-- begin Entries shown --

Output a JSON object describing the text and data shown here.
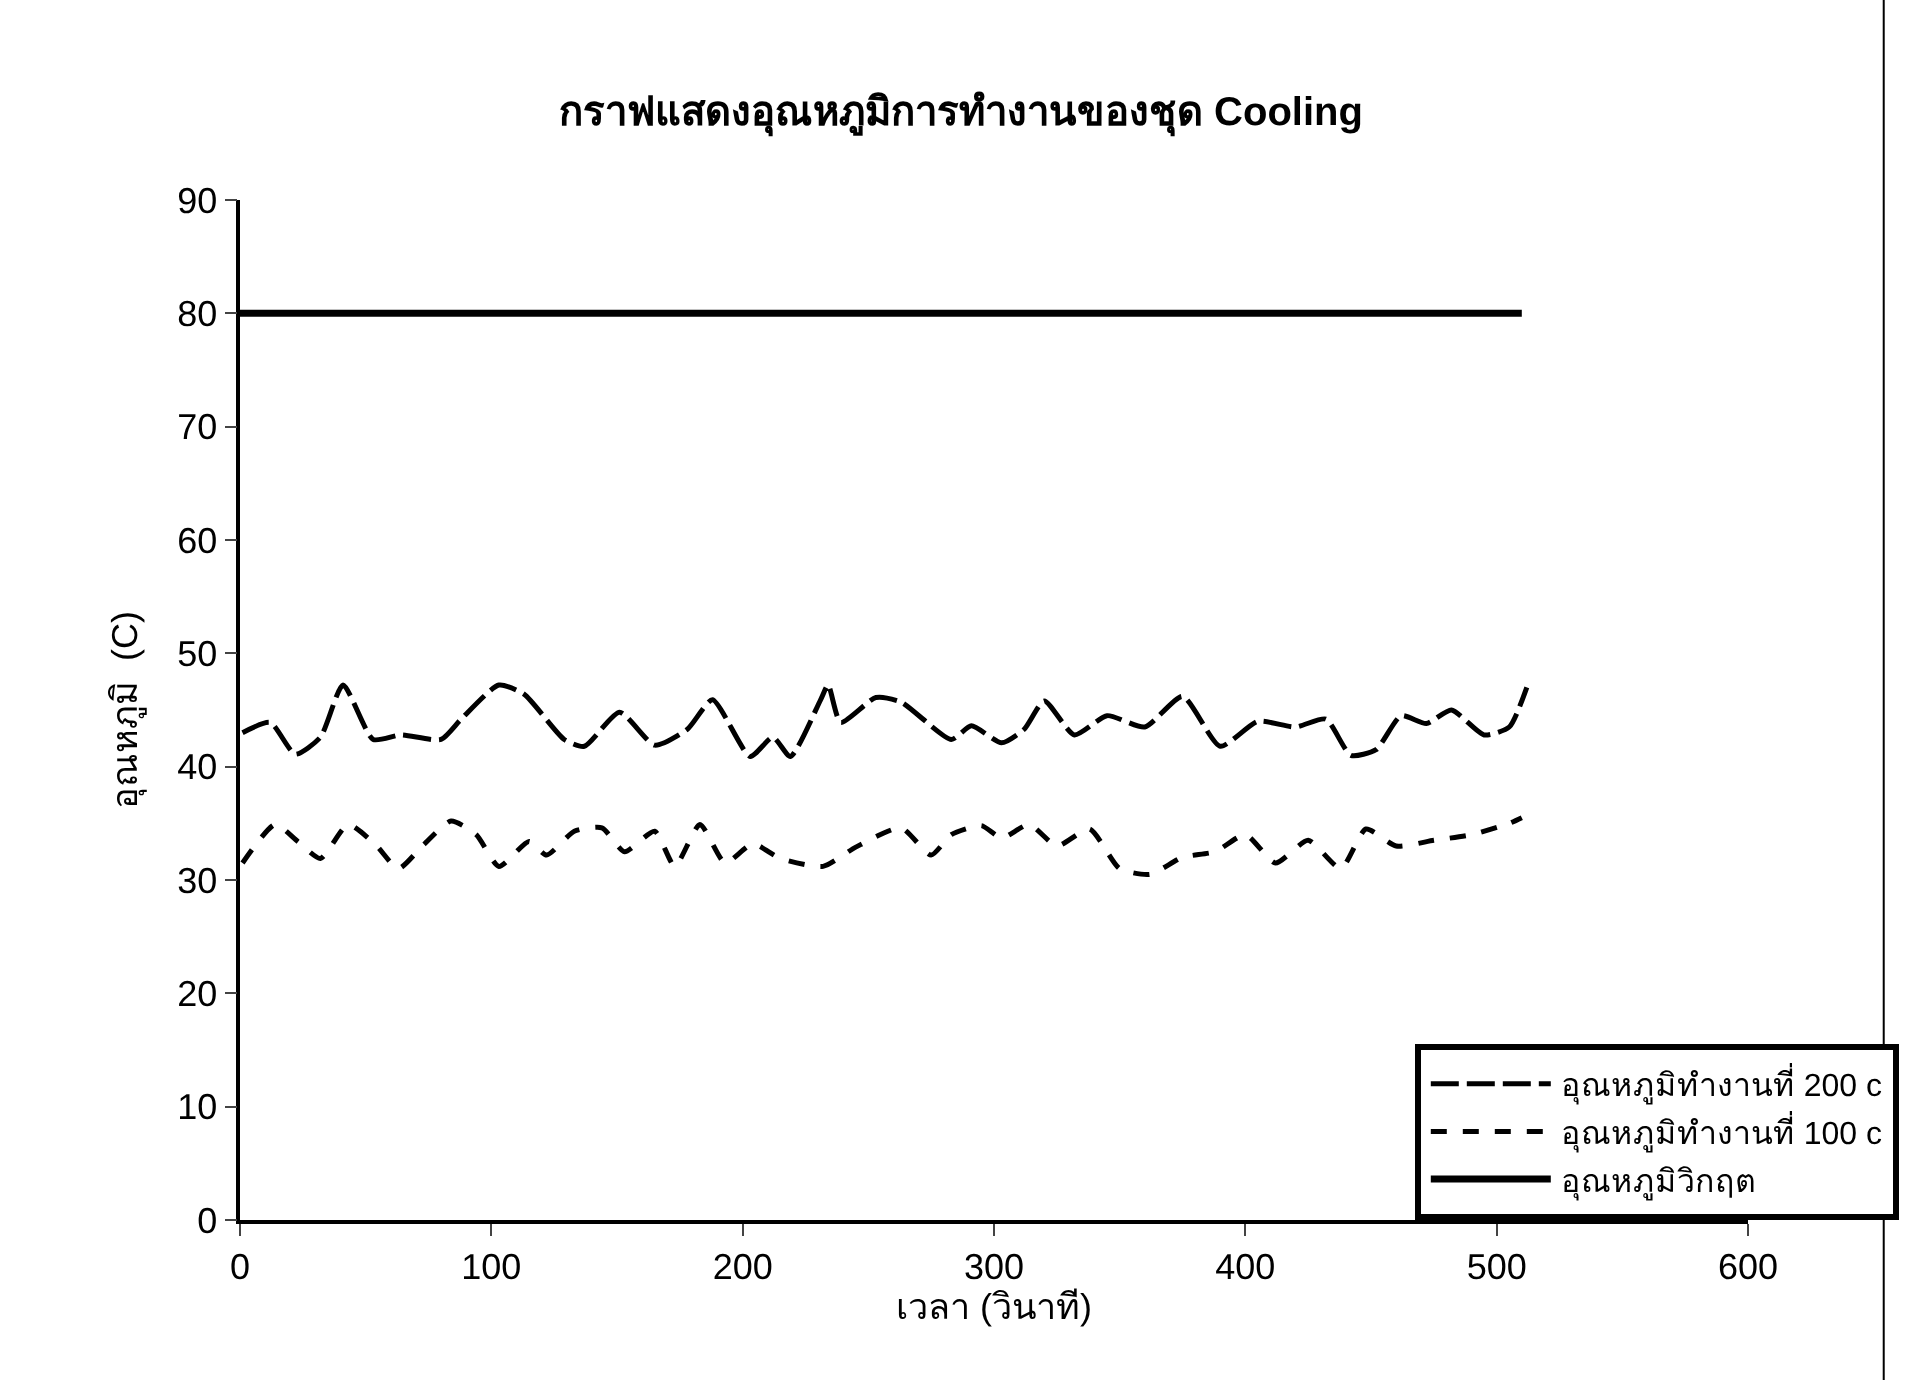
{
  "chart_data": {
    "type": "line",
    "title": "กราฟแสดงอุณหภูมิการทำงานของชุด Cooling",
    "xlabel": "เวลา (วินาที)",
    "ylabel": "อุณหภูมิ  (C)",
    "xlim": [
      0,
      600
    ],
    "xticks": [
      0,
      100,
      200,
      300,
      400,
      500,
      600
    ],
    "ylim": [
      0,
      90
    ],
    "yticks": [
      0,
      10,
      20,
      30,
      40,
      50,
      60,
      70,
      80,
      90
    ],
    "grid": false,
    "legend": "bottom right",
    "marker": "none",
    "series": [
      {
        "name": "อุณหภูมิทำงานที่ 200 c",
        "color": "#000000",
        "line_style": "dashed",
        "x": [
          1,
          12,
          22,
          32,
          41,
          53,
          64,
          80,
          88,
          103,
          113,
          129,
          137,
          151,
          165,
          178,
          188,
          203,
          212,
          219,
          231,
          234,
          239,
          253,
          263,
          283,
          291,
          303,
          312,
          320,
          332,
          345,
          360,
          375,
          390,
          405,
          420,
          432,
          442,
          452,
          462,
          472,
          482,
          495,
          505,
          512
        ],
        "values": [
          43.0,
          43.9,
          41.1,
          42.6,
          47.2,
          42.4,
          42.8,
          42.4,
          44.2,
          47.2,
          46.4,
          42.4,
          41.8,
          44.8,
          41.9,
          43.3,
          45.9,
          40.9,
          42.6,
          40.9,
          45.9,
          47.2,
          43.9,
          46.1,
          45.7,
          42.4,
          43.6,
          42.1,
          43.3,
          45.8,
          42.8,
          44.5,
          43.5,
          46.2,
          41.8,
          44.0,
          43.5,
          44.2,
          41.0,
          41.5,
          44.5,
          43.8,
          45.0,
          42.8,
          43.5,
          47.0
        ]
      },
      {
        "name": "อุณหภูมิทำงานที่ 100 c",
        "color": "#000000",
        "line_style": "dotted",
        "x": [
          1,
          14,
          23,
          32,
          43,
          54,
          63,
          73,
          84,
          94,
          103,
          115,
          122,
          133,
          144,
          153,
          165,
          173,
          183,
          193,
          204,
          215,
          232,
          245,
          263,
          275,
          283,
          295,
          303,
          314,
          325,
          338,
          350,
          362,
          375,
          388,
          400,
          412,
          425,
          438,
          448,
          460,
          475,
          490,
          505,
          510
        ],
        "values": [
          31.5,
          34.9,
          33.4,
          31.9,
          34.9,
          33.1,
          31.0,
          33.1,
          35.2,
          34.0,
          31.2,
          33.4,
          32.2,
          34.3,
          34.6,
          32.5,
          34.3,
          31.2,
          34.9,
          31.5,
          33.2,
          31.9,
          31.2,
          32.9,
          34.6,
          32.2,
          34.0,
          34.8,
          33.7,
          34.9,
          33.0,
          34.5,
          31.0,
          30.5,
          32.0,
          32.5,
          34.0,
          31.5,
          33.5,
          31.0,
          34.5,
          33.0,
          33.5,
          34.0,
          35.0,
          35.5
        ]
      },
      {
        "name": "อุณหภูมิวิกฤต",
        "color": "#000000",
        "line_style": "solid",
        "x": [
          0,
          510
        ],
        "values": [
          80,
          80
        ]
      }
    ]
  }
}
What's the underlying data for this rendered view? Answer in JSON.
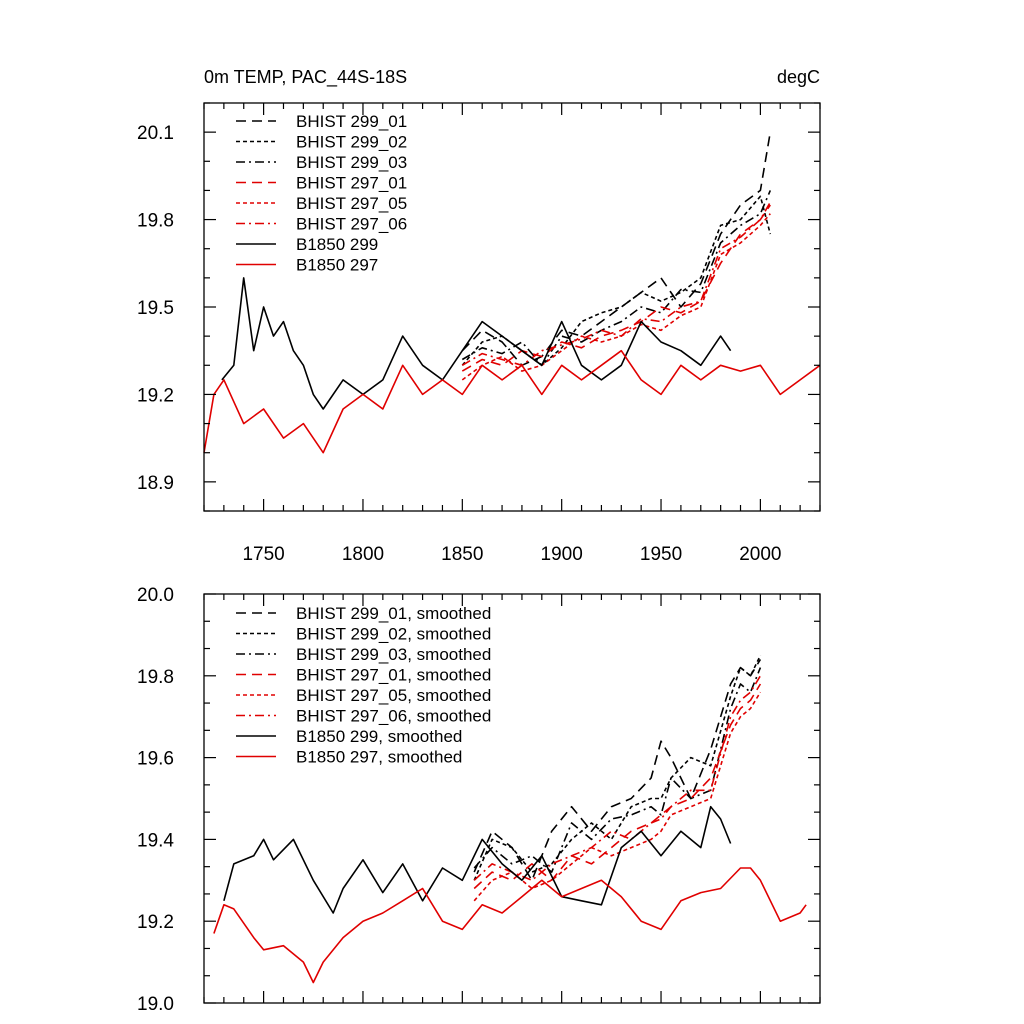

-- end Entries shown --

#### Requirements:
Copy every record above exactly, leaving out the pictures.

#### Response:
Output a JSON object describing the text and data shown here.
{
  "chart_data": {
    "type": "line",
    "title": "กราฟแสดงอุณหภูมิการทำงานของชุด Cooling",
    "xlabel": "เวลา (วินาที)",
    "ylabel": "อุณหภูมิ  (C)",
    "xlim": [
      0,
      600
    ],
    "xticks": [
      0,
      100,
      200,
      300,
      400,
      500,
      600
    ],
    "ylim": [
      0,
      90
    ],
    "yticks": [
      0,
      10,
      20,
      30,
      40,
      50,
      60,
      70,
      80,
      90
    ],
    "grid": false,
    "legend": "bottom right",
    "marker": "none",
    "series": [
      {
        "name": "อุณหภูมิทำงานที่ 200 c",
        "color": "#000000",
        "line_style": "dashed",
        "x": [
          1,
          12,
          22,
          32,
          41,
          53,
          64,
          80,
          88,
          103,
          113,
          129,
          137,
          151,
          165,
          178,
          188,
          203,
          212,
          219,
          231,
          234,
          239,
          253,
          263,
          283,
          291,
          303,
          312,
          320,
          332,
          345,
          360,
          375,
          390,
          405,
          420,
          432,
          442,
          452,
          462,
          472,
          482,
          495,
          505,
          512
        ],
        "values": [
          43.0,
          43.9,
          41.1,
          42.6,
          47.2,
          42.4,
          42.8,
          42.4,
          44.2,
          47.2,
          46.4,
          42.4,
          41.8,
          44.8,
          41.9,
          43.3,
          45.9,
          40.9,
          42.6,
          40.9,
          45.9,
          47.2,
          43.9,
          46.1,
          45.7,
          42.4,
          43.6,
          42.1,
          43.3,
          45.8,
          42.8,
          44.5,
          43.5,
          46.2,
          41.8,
          44.0,
          43.5,
          44.2,
          41.0,
          41.5,
          44.5,
          43.8,
          45.0,
          42.8,
          43.5,
          47.0
        ]
      },
      {
        "name": "อุณหภูมิทำงานที่ 100 c",
        "color": "#000000",
        "line_style": "dotted",
        "x": [
          1,
          14,
          23,
          32,
          43,
          54,
          63,
          73,
          84,
          94,
          103,
          115,
          122,
          133,
          144,
          153,
          165,
          173,
          183,
          193,
          204,
          215,
          232,
          245,
          263,
          275,
          283,
          295,
          303,
          314,
          325,
          338,
          350,
          362,
          375,
          388,
          400,
          412,
          425,
          438,
          448,
          460,
          475,
          490,
          505,
          510
        ],
        "values": [
          31.5,
          34.9,
          33.4,
          31.9,
          34.9,
          33.1,
          31.0,
          33.1,
          35.2,
          34.0,
          31.2,
          33.4,
          32.2,
          34.3,
          34.6,
          32.5,
          34.3,
          31.2,
          34.9,
          31.5,
          33.2,
          31.9,
          31.2,
          32.9,
          34.6,
          32.2,
          34.0,
          34.8,
          33.7,
          34.9,
          33.0,
          34.5,
          31.0,
          30.5,
          32.0,
          32.5,
          34.0,
          31.5,
          33.5,
          31.0,
          34.5,
          33.0,
          33.5,
          34.0,
          35.0,
          35.5
        ]
      },
      {
        "name": "อุณหภูมิวิกฤต",
        "color": "#000000",
        "line_style": "solid",
        "x": [
          0,
          510
        ],
        "values": [
          80,
          80
        ]
      }
    ]
  }
}
What's the underlying data for this rendered view? Answer in JSON.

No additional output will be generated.